» **Directions**
Find the word "dans" in the listing; pull out each line holding it.

————

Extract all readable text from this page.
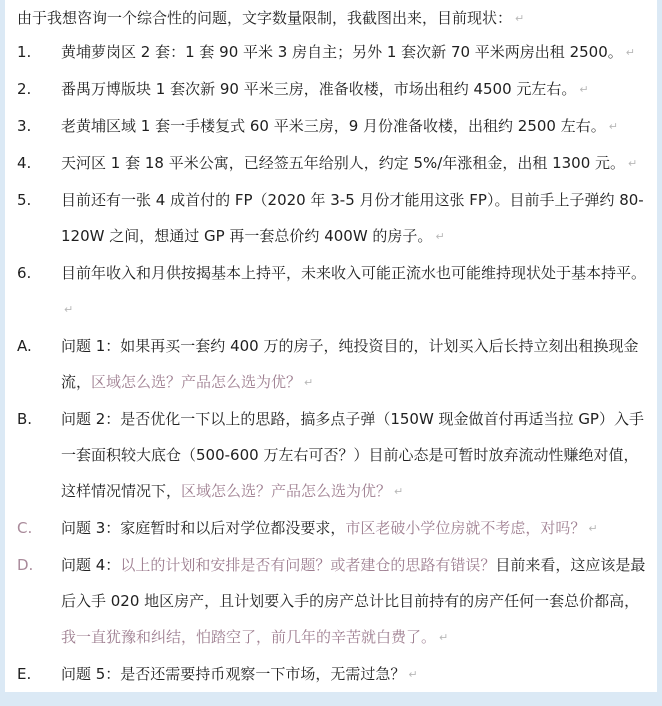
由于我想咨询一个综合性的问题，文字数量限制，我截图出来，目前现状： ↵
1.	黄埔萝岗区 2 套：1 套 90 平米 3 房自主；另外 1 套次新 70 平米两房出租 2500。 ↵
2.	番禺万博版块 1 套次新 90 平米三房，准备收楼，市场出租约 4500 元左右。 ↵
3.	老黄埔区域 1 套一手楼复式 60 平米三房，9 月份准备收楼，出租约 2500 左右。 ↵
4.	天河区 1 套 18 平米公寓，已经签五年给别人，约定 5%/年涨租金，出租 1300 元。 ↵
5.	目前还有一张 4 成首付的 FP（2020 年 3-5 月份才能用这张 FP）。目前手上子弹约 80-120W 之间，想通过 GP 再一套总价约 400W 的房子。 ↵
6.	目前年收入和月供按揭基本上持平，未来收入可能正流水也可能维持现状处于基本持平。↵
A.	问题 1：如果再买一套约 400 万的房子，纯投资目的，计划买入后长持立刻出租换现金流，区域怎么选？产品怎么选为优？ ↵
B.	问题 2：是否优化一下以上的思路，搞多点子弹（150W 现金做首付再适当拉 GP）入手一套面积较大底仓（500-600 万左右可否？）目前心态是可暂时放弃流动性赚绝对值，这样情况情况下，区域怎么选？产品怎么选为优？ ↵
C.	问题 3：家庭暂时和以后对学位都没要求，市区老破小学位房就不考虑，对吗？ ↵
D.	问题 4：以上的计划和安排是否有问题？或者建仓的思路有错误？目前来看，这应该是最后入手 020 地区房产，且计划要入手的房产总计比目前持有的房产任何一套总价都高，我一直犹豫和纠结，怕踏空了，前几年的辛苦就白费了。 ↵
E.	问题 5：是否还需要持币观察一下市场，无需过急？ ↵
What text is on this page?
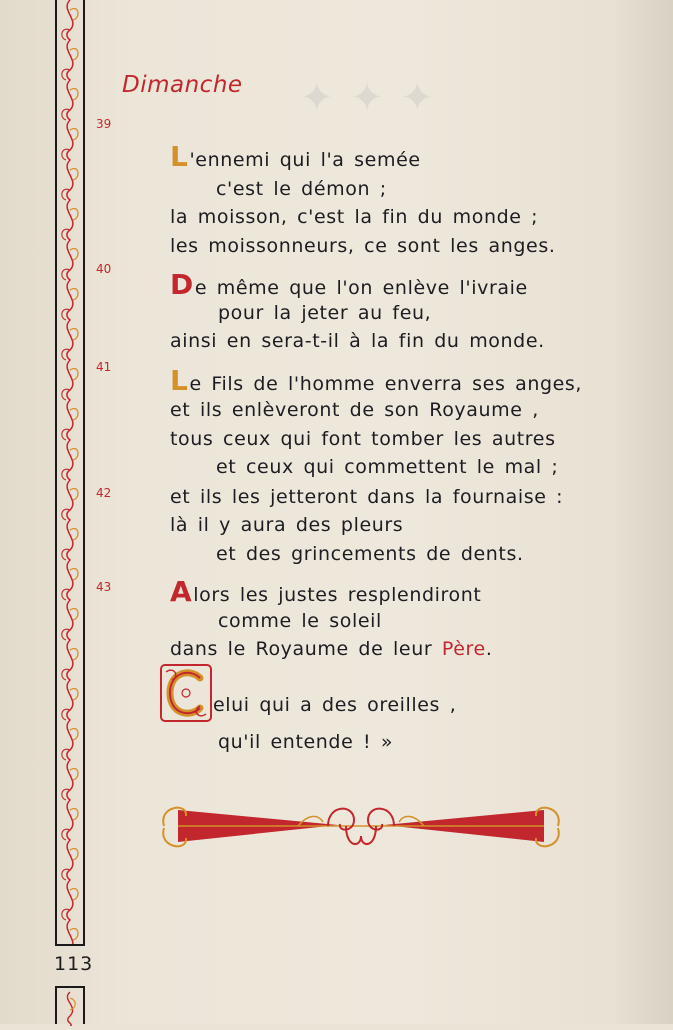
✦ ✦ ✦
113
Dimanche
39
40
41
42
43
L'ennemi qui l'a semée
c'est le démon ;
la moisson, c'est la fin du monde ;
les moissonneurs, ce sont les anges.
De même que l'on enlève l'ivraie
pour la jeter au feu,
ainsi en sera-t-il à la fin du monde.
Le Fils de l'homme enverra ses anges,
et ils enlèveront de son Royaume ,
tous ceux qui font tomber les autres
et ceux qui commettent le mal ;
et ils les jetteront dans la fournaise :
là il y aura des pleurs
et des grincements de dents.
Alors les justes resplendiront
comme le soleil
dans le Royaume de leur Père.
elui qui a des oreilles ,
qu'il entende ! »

————

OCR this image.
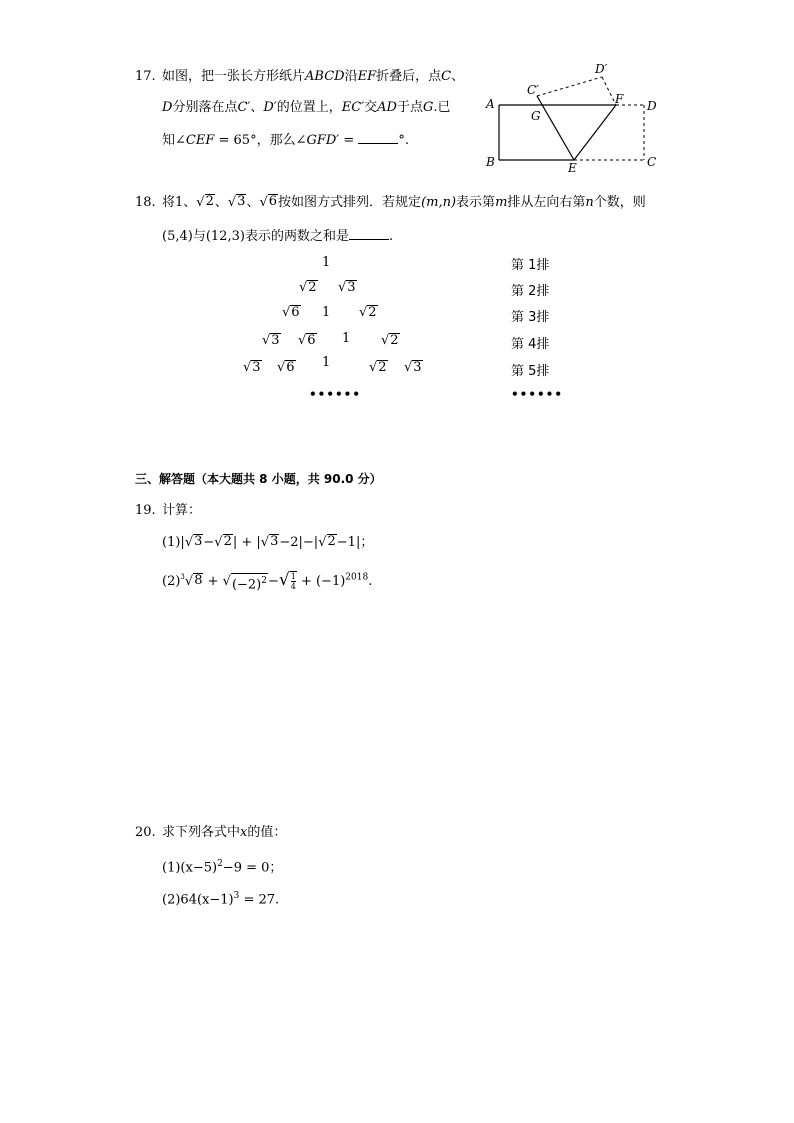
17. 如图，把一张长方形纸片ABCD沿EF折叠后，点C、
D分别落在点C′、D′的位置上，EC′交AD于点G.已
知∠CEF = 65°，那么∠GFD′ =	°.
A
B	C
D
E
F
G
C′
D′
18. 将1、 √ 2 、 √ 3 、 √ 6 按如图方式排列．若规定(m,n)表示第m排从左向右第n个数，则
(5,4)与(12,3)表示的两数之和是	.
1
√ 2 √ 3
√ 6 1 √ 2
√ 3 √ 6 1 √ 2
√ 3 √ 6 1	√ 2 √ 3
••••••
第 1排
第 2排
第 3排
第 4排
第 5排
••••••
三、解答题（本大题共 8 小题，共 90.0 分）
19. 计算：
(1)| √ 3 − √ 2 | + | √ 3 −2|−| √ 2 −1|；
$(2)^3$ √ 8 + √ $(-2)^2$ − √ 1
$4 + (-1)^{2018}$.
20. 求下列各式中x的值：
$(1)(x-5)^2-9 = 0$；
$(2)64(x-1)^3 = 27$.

————

» **Written solution**
et ils les jetteront dans la fournaise :
dans le Royaume de leur Père.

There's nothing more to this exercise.